Dataset records:
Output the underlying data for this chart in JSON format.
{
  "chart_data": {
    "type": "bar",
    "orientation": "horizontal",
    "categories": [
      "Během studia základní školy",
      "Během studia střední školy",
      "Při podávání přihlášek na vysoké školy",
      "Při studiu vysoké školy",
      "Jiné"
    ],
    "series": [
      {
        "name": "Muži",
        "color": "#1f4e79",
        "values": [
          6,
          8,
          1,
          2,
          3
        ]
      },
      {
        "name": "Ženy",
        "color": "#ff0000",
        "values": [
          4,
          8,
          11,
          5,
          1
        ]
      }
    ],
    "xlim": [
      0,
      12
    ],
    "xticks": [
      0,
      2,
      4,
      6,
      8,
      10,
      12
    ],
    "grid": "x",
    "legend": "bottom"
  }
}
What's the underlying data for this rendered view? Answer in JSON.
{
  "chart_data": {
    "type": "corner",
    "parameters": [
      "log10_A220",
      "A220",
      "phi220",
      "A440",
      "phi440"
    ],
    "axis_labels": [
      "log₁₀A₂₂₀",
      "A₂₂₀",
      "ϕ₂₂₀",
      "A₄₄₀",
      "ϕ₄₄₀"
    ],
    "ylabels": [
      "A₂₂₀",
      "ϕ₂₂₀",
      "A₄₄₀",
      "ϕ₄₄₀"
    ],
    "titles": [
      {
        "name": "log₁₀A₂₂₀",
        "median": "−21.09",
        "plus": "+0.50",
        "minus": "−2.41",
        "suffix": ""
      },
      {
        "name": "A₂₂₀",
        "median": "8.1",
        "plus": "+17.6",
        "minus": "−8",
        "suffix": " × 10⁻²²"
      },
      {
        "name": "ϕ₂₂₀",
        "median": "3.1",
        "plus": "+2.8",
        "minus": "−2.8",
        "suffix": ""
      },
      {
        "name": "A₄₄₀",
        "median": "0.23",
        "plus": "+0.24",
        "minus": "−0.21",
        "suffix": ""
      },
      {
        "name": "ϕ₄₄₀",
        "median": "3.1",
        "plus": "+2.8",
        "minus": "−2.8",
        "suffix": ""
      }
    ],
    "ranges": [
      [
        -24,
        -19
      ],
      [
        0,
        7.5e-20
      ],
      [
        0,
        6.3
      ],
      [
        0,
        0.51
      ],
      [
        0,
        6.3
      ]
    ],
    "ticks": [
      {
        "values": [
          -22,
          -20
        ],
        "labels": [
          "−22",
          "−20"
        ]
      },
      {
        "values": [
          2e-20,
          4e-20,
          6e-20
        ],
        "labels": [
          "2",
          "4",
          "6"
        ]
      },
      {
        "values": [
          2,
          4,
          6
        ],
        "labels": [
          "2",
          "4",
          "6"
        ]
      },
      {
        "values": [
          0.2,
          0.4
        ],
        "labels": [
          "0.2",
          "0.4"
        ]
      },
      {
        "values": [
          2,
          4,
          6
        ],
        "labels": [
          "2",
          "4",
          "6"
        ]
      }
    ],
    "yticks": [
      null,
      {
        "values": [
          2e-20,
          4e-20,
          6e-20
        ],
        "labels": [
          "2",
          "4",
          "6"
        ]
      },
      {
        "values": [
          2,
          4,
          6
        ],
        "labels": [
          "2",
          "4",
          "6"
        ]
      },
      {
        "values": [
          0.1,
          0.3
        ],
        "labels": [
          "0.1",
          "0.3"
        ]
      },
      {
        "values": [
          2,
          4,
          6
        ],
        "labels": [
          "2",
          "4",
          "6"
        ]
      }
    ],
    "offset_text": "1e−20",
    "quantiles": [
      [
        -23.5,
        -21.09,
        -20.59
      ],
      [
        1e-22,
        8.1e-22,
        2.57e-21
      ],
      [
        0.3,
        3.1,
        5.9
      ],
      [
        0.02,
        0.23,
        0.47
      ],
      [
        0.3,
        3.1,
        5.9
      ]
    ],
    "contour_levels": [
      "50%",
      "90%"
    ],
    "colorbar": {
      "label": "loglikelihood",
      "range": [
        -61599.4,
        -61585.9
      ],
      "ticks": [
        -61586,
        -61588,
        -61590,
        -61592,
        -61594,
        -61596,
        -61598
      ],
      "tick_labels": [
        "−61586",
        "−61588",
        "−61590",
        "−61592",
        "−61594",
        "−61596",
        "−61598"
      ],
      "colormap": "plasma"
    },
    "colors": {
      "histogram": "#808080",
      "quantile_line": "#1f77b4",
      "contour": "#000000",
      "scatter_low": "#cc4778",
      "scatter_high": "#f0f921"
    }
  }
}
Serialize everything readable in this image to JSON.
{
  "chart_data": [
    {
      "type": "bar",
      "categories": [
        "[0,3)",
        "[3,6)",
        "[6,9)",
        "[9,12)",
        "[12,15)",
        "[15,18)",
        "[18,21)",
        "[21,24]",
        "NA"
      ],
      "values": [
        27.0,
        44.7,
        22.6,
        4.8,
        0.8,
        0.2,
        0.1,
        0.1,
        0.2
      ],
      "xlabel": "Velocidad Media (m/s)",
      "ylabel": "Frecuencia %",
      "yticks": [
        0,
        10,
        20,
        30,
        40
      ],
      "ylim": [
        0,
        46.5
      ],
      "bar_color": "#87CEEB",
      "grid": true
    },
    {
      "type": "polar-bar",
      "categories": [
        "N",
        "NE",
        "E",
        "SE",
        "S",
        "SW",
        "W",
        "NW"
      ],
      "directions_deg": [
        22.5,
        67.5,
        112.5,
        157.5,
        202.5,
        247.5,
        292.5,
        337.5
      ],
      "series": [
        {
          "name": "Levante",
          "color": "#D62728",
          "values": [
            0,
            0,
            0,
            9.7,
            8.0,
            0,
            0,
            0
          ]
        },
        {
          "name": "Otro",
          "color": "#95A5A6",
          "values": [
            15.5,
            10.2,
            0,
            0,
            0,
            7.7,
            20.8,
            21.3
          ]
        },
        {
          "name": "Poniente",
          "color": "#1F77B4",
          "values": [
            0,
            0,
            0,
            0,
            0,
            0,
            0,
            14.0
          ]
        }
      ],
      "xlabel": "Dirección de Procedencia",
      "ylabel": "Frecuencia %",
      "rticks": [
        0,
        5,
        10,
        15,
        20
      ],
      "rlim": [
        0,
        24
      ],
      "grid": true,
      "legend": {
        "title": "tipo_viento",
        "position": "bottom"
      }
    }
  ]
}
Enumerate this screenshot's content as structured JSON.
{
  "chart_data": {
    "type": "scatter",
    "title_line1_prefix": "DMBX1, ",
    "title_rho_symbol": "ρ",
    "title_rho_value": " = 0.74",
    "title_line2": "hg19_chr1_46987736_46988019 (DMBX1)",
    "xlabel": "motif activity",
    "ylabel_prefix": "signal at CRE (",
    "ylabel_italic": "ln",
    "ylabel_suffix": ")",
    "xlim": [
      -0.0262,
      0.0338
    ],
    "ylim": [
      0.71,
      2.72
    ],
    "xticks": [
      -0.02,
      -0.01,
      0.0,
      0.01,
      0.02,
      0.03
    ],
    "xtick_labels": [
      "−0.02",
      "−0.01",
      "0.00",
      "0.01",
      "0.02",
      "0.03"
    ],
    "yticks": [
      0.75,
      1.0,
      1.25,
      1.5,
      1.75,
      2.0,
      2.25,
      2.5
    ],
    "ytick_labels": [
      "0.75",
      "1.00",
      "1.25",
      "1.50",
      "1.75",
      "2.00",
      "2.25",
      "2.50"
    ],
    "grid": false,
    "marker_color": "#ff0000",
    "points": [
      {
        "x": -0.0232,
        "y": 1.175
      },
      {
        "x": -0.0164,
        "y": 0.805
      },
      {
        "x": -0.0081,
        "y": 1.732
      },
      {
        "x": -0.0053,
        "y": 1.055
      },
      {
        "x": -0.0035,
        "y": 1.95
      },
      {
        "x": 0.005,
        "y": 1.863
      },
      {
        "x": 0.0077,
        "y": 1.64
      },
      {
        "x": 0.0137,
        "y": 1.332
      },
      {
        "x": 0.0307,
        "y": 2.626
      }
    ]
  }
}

Aim: Filter the records for lines holding the string "studia". Copy each one.

Solution to the exercise:
      "Během studia základní školy",
      "Během studia střední školy",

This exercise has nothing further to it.